**Exercise requirements**
Can you output the records below exactly as they are written?
◇ ◇ ◇ ◇ ◇
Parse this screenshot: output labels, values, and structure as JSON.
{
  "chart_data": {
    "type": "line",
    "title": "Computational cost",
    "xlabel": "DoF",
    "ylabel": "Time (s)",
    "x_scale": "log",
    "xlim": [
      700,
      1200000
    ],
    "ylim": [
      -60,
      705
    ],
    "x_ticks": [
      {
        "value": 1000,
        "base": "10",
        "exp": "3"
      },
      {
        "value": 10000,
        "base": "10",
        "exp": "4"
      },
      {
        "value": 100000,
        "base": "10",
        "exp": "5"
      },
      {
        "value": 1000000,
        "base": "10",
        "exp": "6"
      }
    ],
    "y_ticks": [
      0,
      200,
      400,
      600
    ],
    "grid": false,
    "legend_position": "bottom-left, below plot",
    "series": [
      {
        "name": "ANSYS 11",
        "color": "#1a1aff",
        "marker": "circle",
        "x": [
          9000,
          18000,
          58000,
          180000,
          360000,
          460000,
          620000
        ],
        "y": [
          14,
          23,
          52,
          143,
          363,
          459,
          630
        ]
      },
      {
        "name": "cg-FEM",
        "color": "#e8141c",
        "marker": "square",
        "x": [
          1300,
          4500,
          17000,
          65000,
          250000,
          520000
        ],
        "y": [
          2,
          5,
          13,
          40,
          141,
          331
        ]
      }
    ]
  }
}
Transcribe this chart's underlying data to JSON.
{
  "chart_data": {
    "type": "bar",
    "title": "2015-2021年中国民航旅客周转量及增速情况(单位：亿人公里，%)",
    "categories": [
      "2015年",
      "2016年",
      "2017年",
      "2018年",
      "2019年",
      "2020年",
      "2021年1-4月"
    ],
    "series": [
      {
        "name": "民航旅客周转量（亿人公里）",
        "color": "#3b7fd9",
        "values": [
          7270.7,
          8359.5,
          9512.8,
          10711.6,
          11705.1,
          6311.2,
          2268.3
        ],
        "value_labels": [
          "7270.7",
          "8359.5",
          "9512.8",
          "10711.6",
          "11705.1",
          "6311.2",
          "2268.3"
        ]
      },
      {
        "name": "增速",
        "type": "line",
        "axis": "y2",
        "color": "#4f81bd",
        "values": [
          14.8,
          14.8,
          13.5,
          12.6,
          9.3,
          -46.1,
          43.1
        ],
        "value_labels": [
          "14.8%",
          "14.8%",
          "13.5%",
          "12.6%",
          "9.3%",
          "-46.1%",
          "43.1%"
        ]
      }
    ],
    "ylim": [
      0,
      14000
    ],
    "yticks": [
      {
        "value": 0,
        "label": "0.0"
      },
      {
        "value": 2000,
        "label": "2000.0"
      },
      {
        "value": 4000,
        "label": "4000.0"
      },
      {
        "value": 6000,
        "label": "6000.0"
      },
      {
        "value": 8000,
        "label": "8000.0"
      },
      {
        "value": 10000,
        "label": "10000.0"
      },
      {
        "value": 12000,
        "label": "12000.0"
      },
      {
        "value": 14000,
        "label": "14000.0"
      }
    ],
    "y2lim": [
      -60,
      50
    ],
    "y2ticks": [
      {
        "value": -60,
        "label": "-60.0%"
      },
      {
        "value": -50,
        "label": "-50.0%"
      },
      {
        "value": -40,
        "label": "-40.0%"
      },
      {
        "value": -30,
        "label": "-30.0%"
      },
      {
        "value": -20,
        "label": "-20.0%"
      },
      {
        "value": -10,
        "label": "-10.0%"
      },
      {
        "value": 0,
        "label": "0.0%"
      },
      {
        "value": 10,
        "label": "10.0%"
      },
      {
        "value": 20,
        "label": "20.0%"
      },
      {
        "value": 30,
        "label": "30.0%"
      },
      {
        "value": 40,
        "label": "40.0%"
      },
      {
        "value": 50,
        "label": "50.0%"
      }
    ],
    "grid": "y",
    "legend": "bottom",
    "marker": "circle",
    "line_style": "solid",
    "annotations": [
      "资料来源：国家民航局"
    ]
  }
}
◇ ◇ ◇ ◇ ◇
**Reply**
Parse this screenshot: output labels, values, and structure as JSON.
{
  "chart_data": {
    "type": "line",
    "title": "Computational cost",
    "xlabel": "DoF",
    "ylabel": "Time (s)",
    "x_scale": "log",
    "xlim": [
      700,
      1200000
    ],
    "ylim": [
      -60,
      705
    ],
    "x_ticks": [
      {
        "value": 1000,
        "base": "10",
        "exp": "3"
      },
      {
        "value": 10000,
        "base": "10",
        "exp": "4"
      },
      {
        "value": 100000,
        "base": "10",
        "exp": "5"
      },
      {
        "value": 1000000,
        "base": "10",
        "exp": "6"
      }
    ],
    "y_ticks": [
      0,
      200,
      400,
      600
    ],
    "grid": false,
    "legend_position": "bottom-left, below plot",
    "series": [
      {
        "name": "ANSYS 11",
        "color": "#1a1aff",
        "marker": "circle",
        "x": [
          9000,
          18000,
          58000,
          180000,
          360000,
          460000,
          620000
        ],
        "y": [
          14,
          23,
          52,
          143,
          363,
          459,
          630
        ]
      },
      {
        "name": "cg-FEM",
        "color": "#e8141c",
        "marker": "square",
        "x": [
          1300,
          4500,
          17000,
          65000,
          250000,
          520000
        ],
        "y": [
          2,
          5,
          13,
          40,
          141,
          331
        ]
      }
    ]
  }
}
Transcribe this chart's underlying data to JSON.
{
  "chart_data": {
    "type": "bar",
    "title": "2015-2021年中国民航旅客周转量及增速情况(单位：亿人公里，%)",
    "categories": [
      "2015年",
      "2016年",
      "2017年",
      "2018年",
      "2019年",
      "2020年",
      "2021年1-4月"
    ],
    "series": [
      {
        "name": "民航旅客周转量（亿人公里）",
        "color": "#3b7fd9",
        "values": [
          7270.7,
          8359.5,
          9512.8,
          10711.6,
          11705.1,
          6311.2,
          2268.3
        ],
        "value_labels": [
          "7270.7",
          "8359.5",
          "9512.8",
          "10711.6",
          "11705.1",
          "6311.2",
          "2268.3"
        ]
      },
      {
        "name": "增速",
        "type": "line",
        "axis": "y2",
        "color": "#4f81bd",
        "values": [
          14.8,
          14.8,
          13.5,
          12.6,
          9.3,
          -46.1,
          43.1
        ],
        "value_labels": [
          "14.8%",
          "14.8%",
          "13.5%",
          "12.6%",
          "9.3%",
          "-46.1%",
          "43.1%"
        ]
      }
    ],
    "ylim": [
      0,
      14000
    ],
    "yticks": [
      {
        "value": 0,
        "label": "0.0"
      },
      {
        "value": 2000,
        "label": "2000.0"
      },
      {
        "value": 4000,
        "label": "4000.0"
      },
      {
        "value": 6000,
        "label": "6000.0"
      },
      {
        "value": 8000,
        "label": "8000.0"
      },
      {
        "value": 10000,
        "label": "10000.0"
      },
      {
        "value": 12000,
        "label": "12000.0"
      },
      {
        "value": 14000,
        "label": "14000.0"
      }
    ],
    "y2lim": [
      -60,
      50
    ],
    "y2ticks": [
      {
        "value": -60,
        "label": "-60.0%"
      },
      {
        "value": -50,
        "label": "-50.0%"
      },
      {
        "value": -40,
        "label": "-40.0%"
      },
      {
        "value": -30,
        "label": "-30.0%"
      },
      {
        "value": -20,
        "label": "-20.0%"
      },
      {
        "value": -10,
        "label": "-10.0%"
      },
      {
        "value": 0,
        "label": "0.0%"
      },
      {
        "value": 10,
        "label": "10.0%"
      },
      {
        "value": 20,
        "label": "20.0%"
      },
      {
        "value": 30,
        "label": "30.0%"
      },
      {
        "value": 40,
        "label": "40.0%"
      },
      {
        "value": 50,
        "label": "50.0%"
      }
    ],
    "grid": "y",
    "legend": "bottom",
    "marker": "circle",
    "line_style": "solid",
    "annotations": [
      "资料来源：国家民航局"
    ]
  }
}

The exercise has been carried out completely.